STORED ROWS:
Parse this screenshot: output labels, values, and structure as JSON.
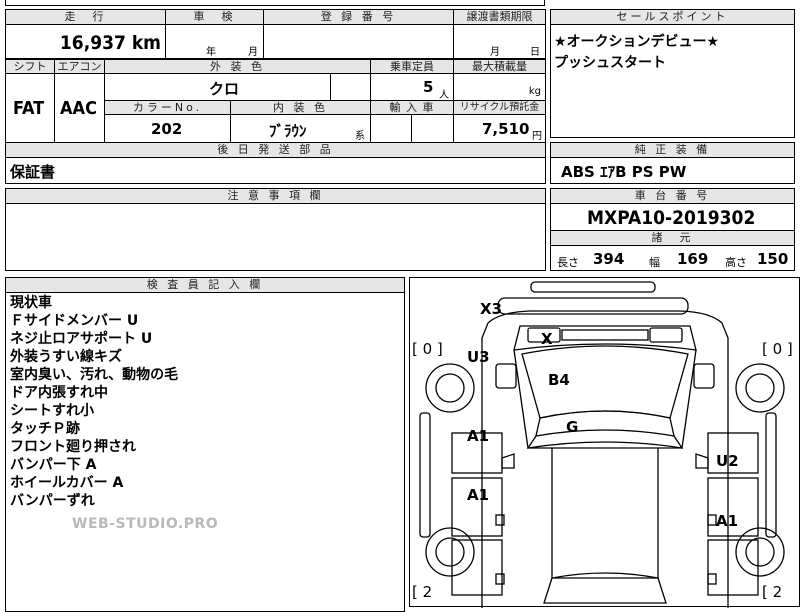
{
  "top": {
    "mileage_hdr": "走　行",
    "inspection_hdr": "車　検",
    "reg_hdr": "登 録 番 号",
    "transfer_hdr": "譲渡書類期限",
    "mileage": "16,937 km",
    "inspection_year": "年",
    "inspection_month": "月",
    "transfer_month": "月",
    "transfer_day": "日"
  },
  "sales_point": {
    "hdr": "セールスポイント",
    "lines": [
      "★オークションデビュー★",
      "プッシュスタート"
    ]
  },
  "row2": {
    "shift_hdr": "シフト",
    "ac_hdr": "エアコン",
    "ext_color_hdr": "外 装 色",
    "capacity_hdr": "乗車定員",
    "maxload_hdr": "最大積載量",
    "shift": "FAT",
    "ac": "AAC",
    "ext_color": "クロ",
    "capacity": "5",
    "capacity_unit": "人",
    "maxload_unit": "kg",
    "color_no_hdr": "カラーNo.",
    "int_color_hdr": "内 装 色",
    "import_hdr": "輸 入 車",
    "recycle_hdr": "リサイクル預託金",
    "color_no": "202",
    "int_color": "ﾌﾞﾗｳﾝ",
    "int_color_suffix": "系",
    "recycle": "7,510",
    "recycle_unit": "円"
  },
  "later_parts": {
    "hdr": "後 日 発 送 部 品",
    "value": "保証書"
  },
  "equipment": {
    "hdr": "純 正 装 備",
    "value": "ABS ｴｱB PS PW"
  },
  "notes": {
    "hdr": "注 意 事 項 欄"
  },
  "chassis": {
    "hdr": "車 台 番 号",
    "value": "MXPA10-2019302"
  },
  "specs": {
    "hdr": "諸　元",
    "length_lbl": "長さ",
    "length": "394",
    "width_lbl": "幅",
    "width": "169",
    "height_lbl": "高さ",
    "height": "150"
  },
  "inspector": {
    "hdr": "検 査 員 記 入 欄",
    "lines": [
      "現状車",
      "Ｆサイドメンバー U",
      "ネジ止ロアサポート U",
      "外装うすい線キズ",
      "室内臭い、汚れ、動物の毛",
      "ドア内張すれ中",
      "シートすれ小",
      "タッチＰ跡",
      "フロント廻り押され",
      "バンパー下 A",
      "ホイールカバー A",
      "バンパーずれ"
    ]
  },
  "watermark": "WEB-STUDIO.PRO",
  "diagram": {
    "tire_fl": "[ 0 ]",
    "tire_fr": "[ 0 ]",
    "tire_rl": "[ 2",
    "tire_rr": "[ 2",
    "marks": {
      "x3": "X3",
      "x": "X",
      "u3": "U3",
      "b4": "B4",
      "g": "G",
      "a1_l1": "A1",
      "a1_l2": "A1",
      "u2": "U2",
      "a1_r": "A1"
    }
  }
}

SET TASK:
Your task is to reproduce all of the material exactly. The pictures stay out.

TASK SOLUTION:
Parse this screenshot: output labels, values, and structure as JSON.
{
  "top": {
    "mileage_hdr": "走　行",
    "inspection_hdr": "車　検",
    "reg_hdr": "登 録 番 号",
    "transfer_hdr": "譲渡書類期限",
    "mileage": "16,937 km",
    "inspection_year": "年",
    "inspection_month": "月",
    "transfer_month": "月",
    "transfer_day": "日"
  },
  "sales_point": {
    "hdr": "セールスポイント",
    "lines": [
      "★オークションデビュー★",
      "プッシュスタート"
    ]
  },
  "row2": {
    "shift_hdr": "シフト",
    "ac_hdr": "エアコン",
    "ext_color_hdr": "外 装 色",
    "capacity_hdr": "乗車定員",
    "maxload_hdr": "最大積載量",
    "shift": "FAT",
    "ac": "AAC",
    "ext_color": "クロ",
    "capacity": "5",
    "capacity_unit": "人",
    "maxload_unit": "kg",
    "color_no_hdr": "カラーNo.",
    "int_color_hdr": "内 装 色",
    "import_hdr": "輸 入 車",
    "recycle_hdr": "リサイクル預託金",
    "color_no": "202",
    "int_color": "ﾌﾞﾗｳﾝ",
    "int_color_suffix": "系",
    "recycle": "7,510",
    "recycle_unit": "円"
  },
  "later_parts": {
    "hdr": "後 日 発 送 部 品",
    "value": "保証書"
  },
  "equipment": {
    "hdr": "純 正 装 備",
    "value": "ABS ｴｱB PS PW"
  },
  "notes": {
    "hdr": "注 意 事 項 欄"
  },
  "chassis": {
    "hdr": "車 台 番 号",
    "value": "MXPA10-2019302"
  },
  "specs": {
    "hdr": "諸　元",
    "length_lbl": "長さ",
    "length": "394",
    "width_lbl": "幅",
    "width": "169",
    "height_lbl": "高さ",
    "height": "150"
  },
  "inspector": {
    "hdr": "検 査 員 記 入 欄",
    "lines": [
      "現状車",
      "Ｆサイドメンバー U",
      "ネジ止ロアサポート U",
      "外装うすい線キズ",
      "室内臭い、汚れ、動物の毛",
      "ドア内張すれ中",
      "シートすれ小",
      "タッチＰ跡",
      "フロント廻り押され",
      "バンパー下 A",
      "ホイールカバー A",
      "バンパーずれ"
    ]
  },
  "watermark": "WEB-STUDIO.PRO",
  "diagram": {
    "tire_fl": "[ 0 ]",
    "tire_fr": "[ 0 ]",
    "tire_rl": "[ 2",
    "tire_rr": "[ 2",
    "marks": {
      "x3": "X3",
      "x": "X",
      "u3": "U3",
      "b4": "B4",
      "g": "G",
      "a1_l1": "A1",
      "a1_l2": "A1",
      "u2": "U2",
      "a1_r": "A1"
    }
  }
}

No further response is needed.